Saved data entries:
________
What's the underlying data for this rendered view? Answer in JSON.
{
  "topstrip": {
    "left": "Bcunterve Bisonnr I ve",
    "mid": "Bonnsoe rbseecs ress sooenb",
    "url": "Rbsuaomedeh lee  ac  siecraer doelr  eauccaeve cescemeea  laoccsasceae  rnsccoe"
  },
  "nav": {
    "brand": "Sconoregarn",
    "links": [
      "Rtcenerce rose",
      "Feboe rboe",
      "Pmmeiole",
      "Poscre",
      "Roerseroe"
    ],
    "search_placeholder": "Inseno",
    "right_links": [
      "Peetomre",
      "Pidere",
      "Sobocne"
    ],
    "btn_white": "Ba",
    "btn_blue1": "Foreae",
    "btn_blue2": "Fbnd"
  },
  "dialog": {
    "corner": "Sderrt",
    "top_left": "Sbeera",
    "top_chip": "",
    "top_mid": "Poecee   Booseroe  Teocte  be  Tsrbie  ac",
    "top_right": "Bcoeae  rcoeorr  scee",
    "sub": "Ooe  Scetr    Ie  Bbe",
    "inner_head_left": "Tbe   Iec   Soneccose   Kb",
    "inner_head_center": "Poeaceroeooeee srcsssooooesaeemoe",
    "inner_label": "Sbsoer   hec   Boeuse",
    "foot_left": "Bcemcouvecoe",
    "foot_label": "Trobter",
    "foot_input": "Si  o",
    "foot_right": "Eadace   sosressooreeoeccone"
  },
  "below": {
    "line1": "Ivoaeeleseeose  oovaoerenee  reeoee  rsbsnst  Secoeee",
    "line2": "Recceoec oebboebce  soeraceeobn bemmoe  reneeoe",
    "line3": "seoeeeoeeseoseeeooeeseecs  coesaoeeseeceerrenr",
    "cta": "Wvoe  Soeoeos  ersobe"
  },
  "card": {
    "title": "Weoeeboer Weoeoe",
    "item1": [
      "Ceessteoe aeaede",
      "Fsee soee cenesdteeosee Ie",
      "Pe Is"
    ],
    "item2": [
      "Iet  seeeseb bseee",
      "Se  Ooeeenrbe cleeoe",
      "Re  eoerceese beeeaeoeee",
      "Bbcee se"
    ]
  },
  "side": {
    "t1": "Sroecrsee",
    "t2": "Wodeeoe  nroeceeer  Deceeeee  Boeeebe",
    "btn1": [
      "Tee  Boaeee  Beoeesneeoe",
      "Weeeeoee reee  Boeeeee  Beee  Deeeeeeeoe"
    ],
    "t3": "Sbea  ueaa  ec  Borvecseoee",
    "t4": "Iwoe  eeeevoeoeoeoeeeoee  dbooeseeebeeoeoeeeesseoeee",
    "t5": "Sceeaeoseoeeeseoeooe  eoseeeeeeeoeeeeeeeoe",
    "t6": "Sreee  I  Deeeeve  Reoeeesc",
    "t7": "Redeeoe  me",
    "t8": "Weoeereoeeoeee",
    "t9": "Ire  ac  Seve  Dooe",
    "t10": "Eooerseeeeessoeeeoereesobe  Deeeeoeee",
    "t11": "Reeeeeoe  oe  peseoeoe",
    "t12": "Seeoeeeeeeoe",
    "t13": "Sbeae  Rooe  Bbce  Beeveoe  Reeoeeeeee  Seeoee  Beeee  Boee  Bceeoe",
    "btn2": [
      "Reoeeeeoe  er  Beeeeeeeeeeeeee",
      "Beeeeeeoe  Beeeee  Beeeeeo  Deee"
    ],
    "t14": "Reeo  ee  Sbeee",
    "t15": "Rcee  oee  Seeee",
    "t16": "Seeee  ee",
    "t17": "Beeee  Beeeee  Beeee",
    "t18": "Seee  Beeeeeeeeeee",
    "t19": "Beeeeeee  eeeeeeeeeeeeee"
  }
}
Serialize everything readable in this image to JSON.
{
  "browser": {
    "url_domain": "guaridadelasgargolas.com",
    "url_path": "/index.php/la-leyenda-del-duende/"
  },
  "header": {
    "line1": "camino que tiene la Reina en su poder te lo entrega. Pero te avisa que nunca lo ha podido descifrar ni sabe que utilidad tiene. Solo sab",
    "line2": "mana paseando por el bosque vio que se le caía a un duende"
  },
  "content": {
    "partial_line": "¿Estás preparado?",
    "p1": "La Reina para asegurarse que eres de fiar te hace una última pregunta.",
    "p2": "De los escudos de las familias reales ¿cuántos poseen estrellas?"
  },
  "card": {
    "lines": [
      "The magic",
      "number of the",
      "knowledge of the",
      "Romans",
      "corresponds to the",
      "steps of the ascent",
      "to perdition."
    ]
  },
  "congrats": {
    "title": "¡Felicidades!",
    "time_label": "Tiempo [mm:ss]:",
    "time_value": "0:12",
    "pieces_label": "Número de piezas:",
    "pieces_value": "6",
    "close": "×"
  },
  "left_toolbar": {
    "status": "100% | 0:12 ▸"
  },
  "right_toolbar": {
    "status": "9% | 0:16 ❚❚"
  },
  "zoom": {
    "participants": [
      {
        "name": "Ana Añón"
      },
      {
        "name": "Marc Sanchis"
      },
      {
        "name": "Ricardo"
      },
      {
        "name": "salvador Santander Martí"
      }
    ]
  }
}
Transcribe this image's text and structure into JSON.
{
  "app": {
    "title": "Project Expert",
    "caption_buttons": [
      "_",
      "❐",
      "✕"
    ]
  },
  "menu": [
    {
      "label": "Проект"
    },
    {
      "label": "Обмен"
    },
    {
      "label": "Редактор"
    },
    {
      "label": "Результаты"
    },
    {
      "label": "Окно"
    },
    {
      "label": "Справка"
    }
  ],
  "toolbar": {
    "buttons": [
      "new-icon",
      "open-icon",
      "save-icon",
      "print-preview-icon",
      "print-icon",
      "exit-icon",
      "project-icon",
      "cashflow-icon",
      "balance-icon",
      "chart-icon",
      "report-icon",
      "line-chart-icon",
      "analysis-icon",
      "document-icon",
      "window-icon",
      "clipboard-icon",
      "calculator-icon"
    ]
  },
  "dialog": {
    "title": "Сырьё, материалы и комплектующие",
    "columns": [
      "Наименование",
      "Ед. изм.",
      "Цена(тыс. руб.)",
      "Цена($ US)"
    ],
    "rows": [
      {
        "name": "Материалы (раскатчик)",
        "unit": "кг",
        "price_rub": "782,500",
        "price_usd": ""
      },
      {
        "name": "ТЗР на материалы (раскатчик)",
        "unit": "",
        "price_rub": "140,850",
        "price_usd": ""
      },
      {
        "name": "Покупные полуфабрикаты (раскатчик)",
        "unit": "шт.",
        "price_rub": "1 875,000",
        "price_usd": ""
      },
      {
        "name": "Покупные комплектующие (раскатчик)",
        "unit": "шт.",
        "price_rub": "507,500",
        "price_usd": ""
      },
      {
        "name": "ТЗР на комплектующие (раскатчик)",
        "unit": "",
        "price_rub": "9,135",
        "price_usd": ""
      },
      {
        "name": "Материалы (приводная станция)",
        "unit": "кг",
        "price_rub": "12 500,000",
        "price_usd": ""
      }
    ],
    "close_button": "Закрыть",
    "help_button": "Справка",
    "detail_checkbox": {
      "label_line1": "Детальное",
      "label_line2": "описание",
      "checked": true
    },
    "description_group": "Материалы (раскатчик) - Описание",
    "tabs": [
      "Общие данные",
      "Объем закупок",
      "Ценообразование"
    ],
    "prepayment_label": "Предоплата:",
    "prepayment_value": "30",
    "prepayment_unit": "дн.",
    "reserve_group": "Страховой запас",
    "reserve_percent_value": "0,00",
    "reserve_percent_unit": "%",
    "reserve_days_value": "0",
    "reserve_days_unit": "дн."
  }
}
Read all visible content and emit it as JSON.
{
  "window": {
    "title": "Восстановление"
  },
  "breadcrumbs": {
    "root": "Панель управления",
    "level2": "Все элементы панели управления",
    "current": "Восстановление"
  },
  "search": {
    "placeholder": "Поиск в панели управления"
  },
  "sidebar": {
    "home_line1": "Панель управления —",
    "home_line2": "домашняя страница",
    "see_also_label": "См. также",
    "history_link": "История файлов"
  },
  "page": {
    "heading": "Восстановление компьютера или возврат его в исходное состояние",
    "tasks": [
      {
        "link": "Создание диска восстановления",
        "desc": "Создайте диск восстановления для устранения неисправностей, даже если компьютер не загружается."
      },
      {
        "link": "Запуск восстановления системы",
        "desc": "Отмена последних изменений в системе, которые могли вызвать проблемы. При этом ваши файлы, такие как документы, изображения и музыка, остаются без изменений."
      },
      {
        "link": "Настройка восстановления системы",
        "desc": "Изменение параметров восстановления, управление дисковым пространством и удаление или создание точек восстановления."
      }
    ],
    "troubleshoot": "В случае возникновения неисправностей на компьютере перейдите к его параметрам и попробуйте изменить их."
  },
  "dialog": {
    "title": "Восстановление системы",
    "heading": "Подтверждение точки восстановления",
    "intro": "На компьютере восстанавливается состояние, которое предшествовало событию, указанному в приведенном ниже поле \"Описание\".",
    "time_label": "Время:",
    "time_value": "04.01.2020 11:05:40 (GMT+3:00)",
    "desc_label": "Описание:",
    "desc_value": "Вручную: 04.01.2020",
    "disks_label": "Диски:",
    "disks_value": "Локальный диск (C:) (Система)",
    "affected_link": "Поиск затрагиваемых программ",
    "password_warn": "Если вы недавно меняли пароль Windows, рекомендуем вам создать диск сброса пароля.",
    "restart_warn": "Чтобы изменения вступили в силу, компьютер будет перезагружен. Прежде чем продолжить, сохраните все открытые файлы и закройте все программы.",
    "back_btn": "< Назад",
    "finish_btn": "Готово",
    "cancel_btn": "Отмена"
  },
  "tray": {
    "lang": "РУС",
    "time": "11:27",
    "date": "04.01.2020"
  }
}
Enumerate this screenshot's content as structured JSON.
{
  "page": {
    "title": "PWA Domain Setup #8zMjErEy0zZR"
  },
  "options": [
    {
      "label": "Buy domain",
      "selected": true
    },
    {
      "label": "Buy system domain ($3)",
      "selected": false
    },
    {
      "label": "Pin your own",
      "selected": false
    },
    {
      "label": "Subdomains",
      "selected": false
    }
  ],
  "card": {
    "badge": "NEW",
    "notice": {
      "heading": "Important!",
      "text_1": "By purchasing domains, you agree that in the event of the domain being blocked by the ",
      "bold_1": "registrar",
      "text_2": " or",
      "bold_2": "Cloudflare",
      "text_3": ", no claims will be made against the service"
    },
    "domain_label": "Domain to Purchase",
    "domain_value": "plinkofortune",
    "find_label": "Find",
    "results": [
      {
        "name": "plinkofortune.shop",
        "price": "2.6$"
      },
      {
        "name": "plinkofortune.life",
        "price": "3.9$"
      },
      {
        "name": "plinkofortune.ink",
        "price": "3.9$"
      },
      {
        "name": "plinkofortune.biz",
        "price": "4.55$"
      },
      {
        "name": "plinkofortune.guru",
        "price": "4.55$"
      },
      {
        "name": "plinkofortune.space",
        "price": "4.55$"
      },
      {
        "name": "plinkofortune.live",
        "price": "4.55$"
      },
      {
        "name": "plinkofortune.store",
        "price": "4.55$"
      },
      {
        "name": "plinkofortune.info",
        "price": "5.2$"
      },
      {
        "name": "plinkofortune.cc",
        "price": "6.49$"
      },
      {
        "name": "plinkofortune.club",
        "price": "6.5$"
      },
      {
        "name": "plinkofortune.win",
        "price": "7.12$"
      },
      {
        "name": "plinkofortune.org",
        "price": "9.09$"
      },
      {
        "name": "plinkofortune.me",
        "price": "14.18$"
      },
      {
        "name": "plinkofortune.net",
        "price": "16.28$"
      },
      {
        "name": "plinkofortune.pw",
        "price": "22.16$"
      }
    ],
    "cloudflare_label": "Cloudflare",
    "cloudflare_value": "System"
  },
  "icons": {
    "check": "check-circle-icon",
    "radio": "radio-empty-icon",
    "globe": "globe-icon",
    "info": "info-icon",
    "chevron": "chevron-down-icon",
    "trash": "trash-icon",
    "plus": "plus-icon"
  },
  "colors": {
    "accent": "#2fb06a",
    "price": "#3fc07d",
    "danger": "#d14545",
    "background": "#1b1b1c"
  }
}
________
## Description of the task
Count how many lines of the material hold the string "компьютере". Give the number and nothing more.

## Output of the exercise
2